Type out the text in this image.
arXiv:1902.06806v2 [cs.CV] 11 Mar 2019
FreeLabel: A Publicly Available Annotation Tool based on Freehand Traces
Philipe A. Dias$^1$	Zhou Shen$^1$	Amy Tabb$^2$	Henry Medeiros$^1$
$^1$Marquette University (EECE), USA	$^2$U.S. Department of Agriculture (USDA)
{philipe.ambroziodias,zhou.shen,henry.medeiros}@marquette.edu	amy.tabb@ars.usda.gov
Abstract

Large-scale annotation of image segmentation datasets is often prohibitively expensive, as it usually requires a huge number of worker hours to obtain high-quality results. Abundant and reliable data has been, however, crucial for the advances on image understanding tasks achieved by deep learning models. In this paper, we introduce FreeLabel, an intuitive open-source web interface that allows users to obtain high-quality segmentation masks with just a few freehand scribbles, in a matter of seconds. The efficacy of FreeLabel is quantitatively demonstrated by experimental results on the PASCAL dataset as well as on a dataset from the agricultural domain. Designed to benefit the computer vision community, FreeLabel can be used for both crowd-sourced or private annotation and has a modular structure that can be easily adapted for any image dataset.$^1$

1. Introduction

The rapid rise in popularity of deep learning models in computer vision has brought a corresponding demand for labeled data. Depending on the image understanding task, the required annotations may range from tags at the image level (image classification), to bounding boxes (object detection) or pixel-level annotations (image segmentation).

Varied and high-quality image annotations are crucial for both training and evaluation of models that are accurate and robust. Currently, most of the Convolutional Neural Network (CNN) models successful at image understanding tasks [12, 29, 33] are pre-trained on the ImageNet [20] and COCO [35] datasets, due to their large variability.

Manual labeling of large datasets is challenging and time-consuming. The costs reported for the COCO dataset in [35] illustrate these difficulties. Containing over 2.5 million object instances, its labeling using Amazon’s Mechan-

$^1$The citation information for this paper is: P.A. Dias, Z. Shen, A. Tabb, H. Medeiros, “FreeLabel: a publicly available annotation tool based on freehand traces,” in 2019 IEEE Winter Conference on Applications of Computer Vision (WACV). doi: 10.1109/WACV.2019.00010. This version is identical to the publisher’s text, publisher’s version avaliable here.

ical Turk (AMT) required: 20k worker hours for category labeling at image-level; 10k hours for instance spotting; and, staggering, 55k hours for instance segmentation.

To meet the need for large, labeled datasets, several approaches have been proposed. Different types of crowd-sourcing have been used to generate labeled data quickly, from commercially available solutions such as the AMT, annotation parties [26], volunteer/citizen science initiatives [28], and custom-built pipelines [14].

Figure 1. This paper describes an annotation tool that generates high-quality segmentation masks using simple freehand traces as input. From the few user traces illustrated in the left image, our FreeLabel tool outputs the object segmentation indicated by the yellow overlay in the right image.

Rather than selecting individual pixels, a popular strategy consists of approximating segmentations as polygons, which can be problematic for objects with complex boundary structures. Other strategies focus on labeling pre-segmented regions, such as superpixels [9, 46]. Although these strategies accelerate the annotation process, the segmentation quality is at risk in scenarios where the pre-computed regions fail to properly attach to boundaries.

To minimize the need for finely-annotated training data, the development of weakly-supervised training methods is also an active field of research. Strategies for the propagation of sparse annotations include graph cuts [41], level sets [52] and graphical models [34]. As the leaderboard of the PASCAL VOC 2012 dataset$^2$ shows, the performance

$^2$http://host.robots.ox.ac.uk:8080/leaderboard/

=======

## [The exercise]
Exactly as they are written, print the entries again.

## [Task response]
Type out the text in this image.
arXiv:1902.06806v2 [cs.CV] 11 Mar 2019
FreeLabel: A Publicly Available Annotation Tool based on Freehand Traces
Philipe A. Dias$^1$	Zhou Shen$^1$	Amy Tabb$^2$	Henry Medeiros$^1$
$^1$Marquette University (EECE), USA	$^2$U.S. Department of Agriculture (USDA)
{philipe.ambroziodias,zhou.shen,henry.medeiros}@marquette.edu	amy.tabb@ars.usda.gov
Abstract

Large-scale annotation of image segmentation datasets is often prohibitively expensive, as it usually requires a huge number of worker hours to obtain high-quality results. Abundant and reliable data has been, however, crucial for the advances on image understanding tasks achieved by deep learning models. In this paper, we introduce FreeLabel, an intuitive open-source web interface that allows users to obtain high-quality segmentation masks with just a few freehand scribbles, in a matter of seconds. The efficacy of FreeLabel is quantitatively demonstrated by experimental results on the PASCAL dataset as well as on a dataset from the agricultural domain. Designed to benefit the computer vision community, FreeLabel can be used for both crowd-sourced or private annotation and has a modular structure that can be easily adapted for any image dataset.$^1$

1. Introduction

The rapid rise in popularity of deep learning models in computer vision has brought a corresponding demand for labeled data. Depending on the image understanding task, the required annotations may range from tags at the image level (image classification), to bounding boxes (object detection) or pixel-level annotations (image segmentation).

Varied and high-quality image annotations are crucial for both training and evaluation of models that are accurate and robust. Currently, most of the Convolutional Neural Network (CNN) models successful at image understanding tasks [12, 29, 33] are pre-trained on the ImageNet [20] and COCO [35] datasets, due to their large variability.

Manual labeling of large datasets is challenging and time-consuming. The costs reported for the COCO dataset in [35] illustrate these difficulties. Containing over 2.5 million object instances, its labeling using Amazon’s Mechan-

$^1$The citation information for this paper is: P.A. Dias, Z. Shen, A. Tabb, H. Medeiros, “FreeLabel: a publicly available annotation tool based on freehand traces,” in 2019 IEEE Winter Conference on Applications of Computer Vision (WACV). doi: 10.1109/WACV.2019.00010. This version is identical to the publisher’s text, publisher’s version avaliable here.

ical Turk (AMT) required: 20k worker hours for category labeling at image-level; 10k hours for instance spotting; and, staggering, 55k hours for instance segmentation.

To meet the need for large, labeled datasets, several approaches have been proposed. Different types of crowd-sourcing have been used to generate labeled data quickly, from commercially available solutions such as the AMT, annotation parties [26], volunteer/citizen science initiatives [28], and custom-built pipelines [14].

Figure 1. This paper describes an annotation tool that generates high-quality segmentation masks using simple freehand traces as input. From the few user traces illustrated in the left image, our FreeLabel tool outputs the object segmentation indicated by the yellow overlay in the right image.

Rather than selecting individual pixels, a popular strategy consists of approximating segmentations as polygons, which can be problematic for objects with complex boundary structures. Other strategies focus on labeling pre-segmented regions, such as superpixels [9, 46]. Although these strategies accelerate the annotation process, the segmentation quality is at risk in scenarios where the pre-computed regions fail to properly attach to boundaries.

To minimize the need for finely-annotated training data, the development of weakly-supervised training methods is also an active field of research. Strategies for the propagation of sparse annotations include graph cuts [41], level sets [52] and graphical models [34]. As the leaderboard of the PASCAL VOC 2012 dataset$^2$ shows, the performance

$^2$http://host.robots.ox.ac.uk:8080/leaderboard/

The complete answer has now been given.